** start STORED RECORDS **
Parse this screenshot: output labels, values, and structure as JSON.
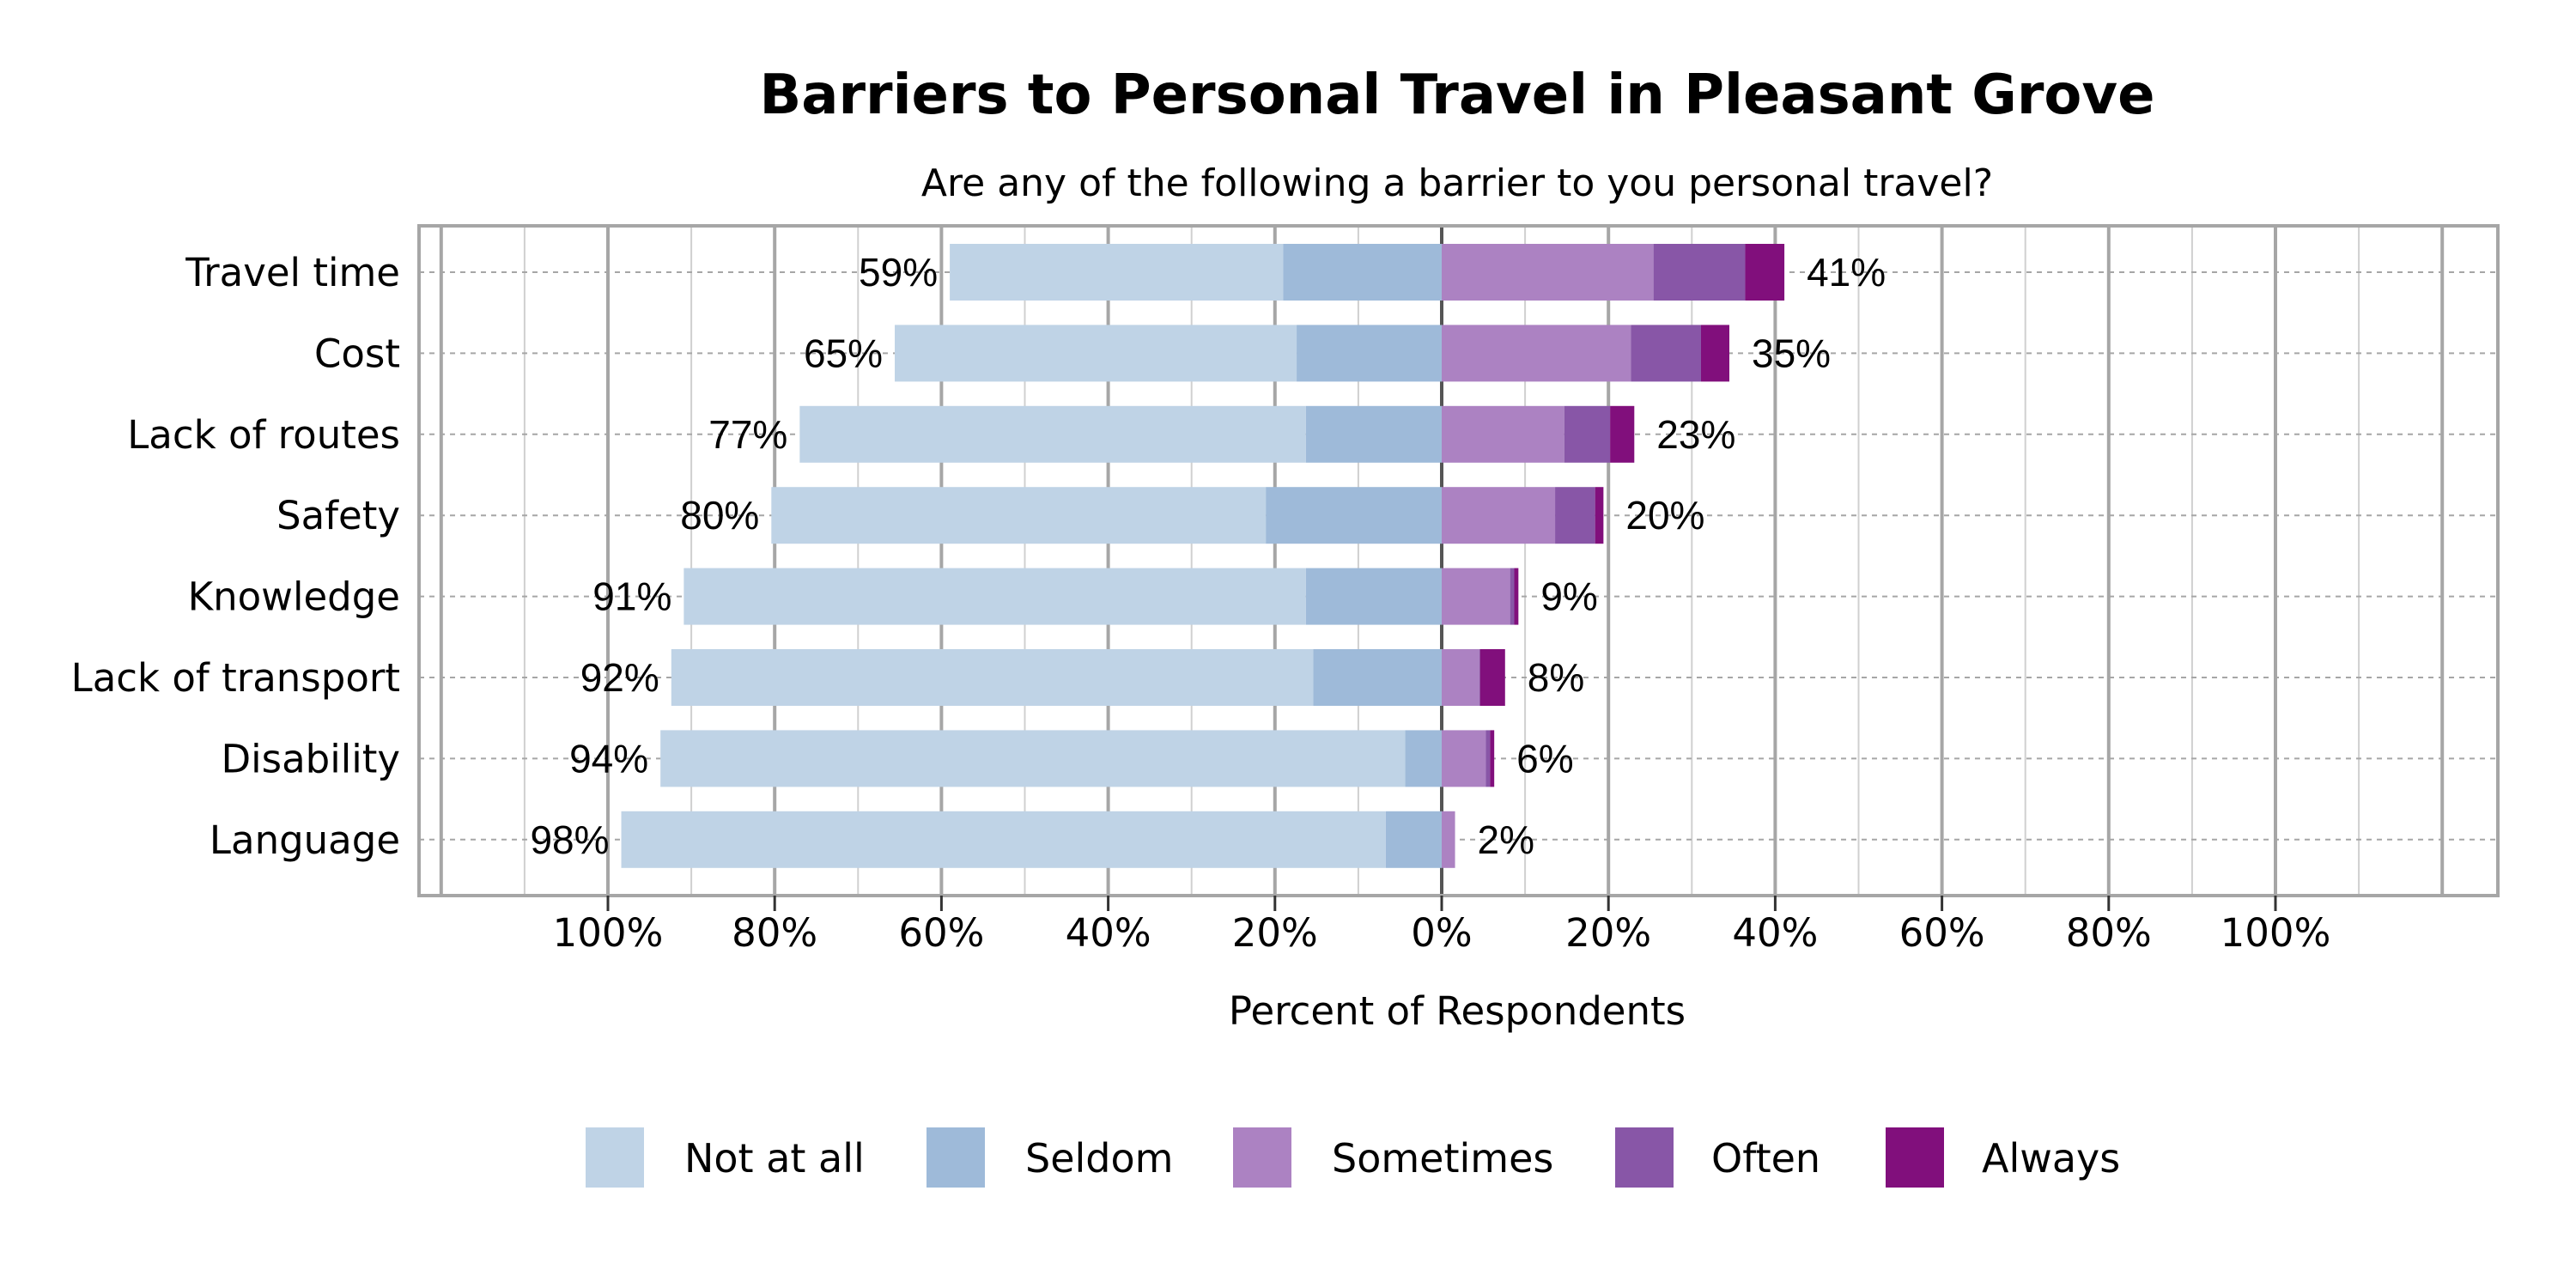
{
  "chart_data": {
    "type": "bar",
    "orientation": "horizontal",
    "stacked": "diverging",
    "title": "Barriers to Personal Travel in Pleasant Grove",
    "subtitle": "Are any of the following a barrier to you personal travel?",
    "xlabel": "Percent of Respondents",
    "xlim": [
      -100,
      100
    ],
    "x_ticks": [
      "100%",
      "80%",
      "60%",
      "40%",
      "20%",
      "0%",
      "20%",
      "40%",
      "60%",
      "80%",
      "100%"
    ],
    "grid": true,
    "legend_position": "bottom",
    "categories": [
      "Travel time",
      "Cost",
      "Lack of routes",
      "Safety",
      "Knowledge",
      "Lack of transport",
      "Disability",
      "Language"
    ],
    "series": [
      {
        "name": "Not at all",
        "side": "left",
        "color": "#bfd3e6",
        "values": [
          40.0,
          48.2,
          60.7,
          59.3,
          74.6,
          77.0,
          89.3,
          91.7
        ]
      },
      {
        "name": "Seldom",
        "side": "left",
        "color": "#9ebad9",
        "values": [
          19.0,
          17.4,
          16.3,
          21.1,
          16.3,
          15.4,
          4.4,
          6.7
        ]
      },
      {
        "name": "Sometimes",
        "side": "right",
        "color": "#ac82c2",
        "values": [
          25.4,
          22.7,
          14.7,
          13.6,
          8.2,
          4.5,
          5.3,
          1.6
        ]
      },
      {
        "name": "Often",
        "side": "right",
        "color": "#8856a7",
        "values": [
          11.0,
          8.4,
          5.5,
          4.8,
          0.5,
          0.1,
          0.5,
          0
        ]
      },
      {
        "name": "Always",
        "side": "right",
        "color": "#810f7c",
        "values": [
          4.7,
          3.4,
          2.9,
          1.0,
          0.5,
          3.0,
          0.5,
          0
        ]
      }
    ],
    "left_labels": [
      "59%",
      "65%",
      "77%",
      "80%",
      "91%",
      "92%",
      "94%",
      "98%"
    ],
    "right_labels": [
      "41%",
      "35%",
      "23%",
      "20%",
      "9%",
      "8%",
      "6%",
      "2%"
    ]
  }
}
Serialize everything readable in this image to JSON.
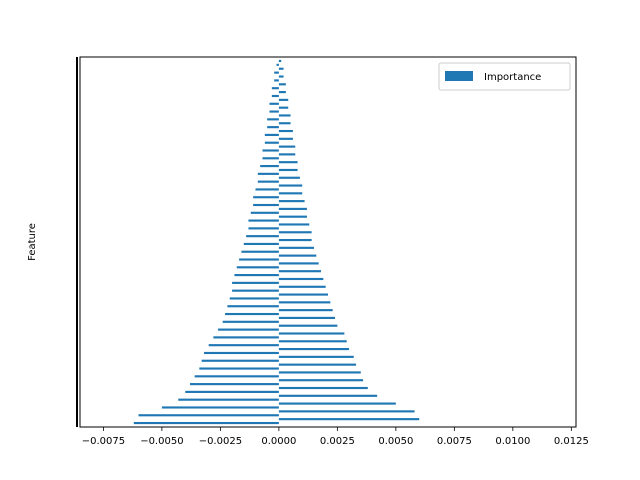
{
  "chart_data": {
    "type": "bar",
    "orientation": "horizontal",
    "xlabel": "",
    "ylabel": "Feature",
    "xlim": [
      -0.0085,
      0.0127
    ],
    "xticks": [
      -0.0075,
      -0.005,
      -0.0025,
      0.0,
      0.0025,
      0.005,
      0.0075,
      0.01,
      0.0125
    ],
    "xtick_labels": [
      "−0.0075",
      "−0.0050",
      "−0.0025",
      "0.0000",
      "0.0025",
      "0.0050",
      "0.0075",
      "0.0100",
      "0.0125"
    ],
    "legend": {
      "placement": "top-right",
      "entries": [
        "Importance"
      ]
    },
    "grid": false,
    "series": [
      {
        "name": "Importance",
        "color": "#1f77b4",
        "values": [
          -0.0062,
          0.006,
          -0.006,
          0.0058,
          -0.005,
          0.005,
          -0.0043,
          0.0042,
          -0.004,
          0.0038,
          -0.0038,
          0.0036,
          -0.0036,
          0.0035,
          -0.0034,
          0.0033,
          -0.0033,
          0.0032,
          -0.0032,
          0.003,
          -0.003,
          0.0029,
          -0.0028,
          0.0028,
          -0.0026,
          0.0025,
          -0.0024,
          0.0024,
          -0.0023,
          0.0023,
          -0.0022,
          0.0022,
          -0.0021,
          0.0021,
          -0.002,
          0.002,
          -0.002,
          0.0019,
          -0.0019,
          0.0018,
          -0.0018,
          0.0017,
          -0.0017,
          0.0016,
          -0.0016,
          0.0015,
          -0.0015,
          0.0014,
          -0.0014,
          0.0014,
          -0.0013,
          0.0013,
          -0.0013,
          0.0012,
          -0.0012,
          0.0012,
          -0.0011,
          0.0011,
          -0.0011,
          0.001,
          -0.001,
          0.001,
          -0.0009,
          0.0009,
          -0.0009,
          0.0008,
          -0.0008,
          0.0008,
          -0.0007,
          0.0007,
          -0.0007,
          0.0007,
          -0.0006,
          0.0006,
          -0.0006,
          0.0006,
          -0.0005,
          0.0005,
          -0.0005,
          0.0005,
          -0.0004,
          0.0004,
          -0.0004,
          0.0004,
          -0.0003,
          0.0003,
          -0.0003,
          0.0003,
          -0.0002,
          0.0002,
          -0.0002,
          0.0002,
          -0.0001,
          0.0001
        ]
      }
    ]
  }
}
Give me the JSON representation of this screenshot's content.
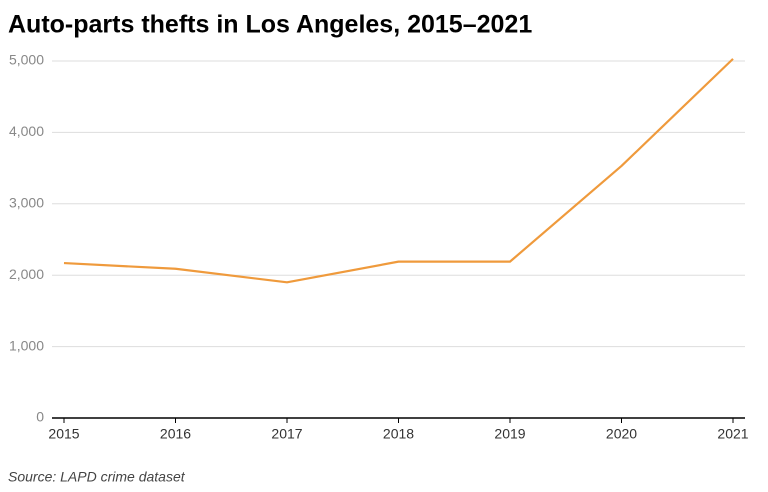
** end STORED RECORDS **
### TO BE DONE:
From the listing above, pick out each line where the word "JSON" appears.

### CORRECT RESULT:
Parse this screenshot: output labels, values, and structure as JSON.
Serialize everything readable in this image to JSON.
Give me the JSON representation of this screenshot's content.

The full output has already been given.